Goal -
Using the listing below, give the number of lines where "Olefin" appears, and nothing else.

(Rows from a dataset)
>>>>>
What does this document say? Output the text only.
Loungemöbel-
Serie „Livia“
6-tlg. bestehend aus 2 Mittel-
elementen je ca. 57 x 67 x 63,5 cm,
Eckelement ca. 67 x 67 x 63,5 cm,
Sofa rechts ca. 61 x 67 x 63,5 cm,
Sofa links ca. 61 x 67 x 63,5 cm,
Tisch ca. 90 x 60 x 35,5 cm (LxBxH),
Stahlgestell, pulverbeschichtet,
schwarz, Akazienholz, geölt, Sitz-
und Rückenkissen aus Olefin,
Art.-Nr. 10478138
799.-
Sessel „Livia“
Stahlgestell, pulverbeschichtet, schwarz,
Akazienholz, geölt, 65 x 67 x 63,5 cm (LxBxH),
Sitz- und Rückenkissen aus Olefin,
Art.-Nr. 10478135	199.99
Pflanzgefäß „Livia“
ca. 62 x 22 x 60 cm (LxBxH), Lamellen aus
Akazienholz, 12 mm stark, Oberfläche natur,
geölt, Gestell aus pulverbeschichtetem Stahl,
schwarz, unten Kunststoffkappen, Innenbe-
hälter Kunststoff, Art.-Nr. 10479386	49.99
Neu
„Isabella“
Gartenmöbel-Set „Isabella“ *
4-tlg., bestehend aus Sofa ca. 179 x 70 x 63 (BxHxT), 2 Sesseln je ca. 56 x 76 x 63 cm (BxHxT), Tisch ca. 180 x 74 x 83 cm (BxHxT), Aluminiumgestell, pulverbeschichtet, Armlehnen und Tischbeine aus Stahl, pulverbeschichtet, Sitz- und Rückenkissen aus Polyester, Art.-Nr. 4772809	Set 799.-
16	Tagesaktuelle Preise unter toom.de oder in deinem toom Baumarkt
<<<<<
The solution -
2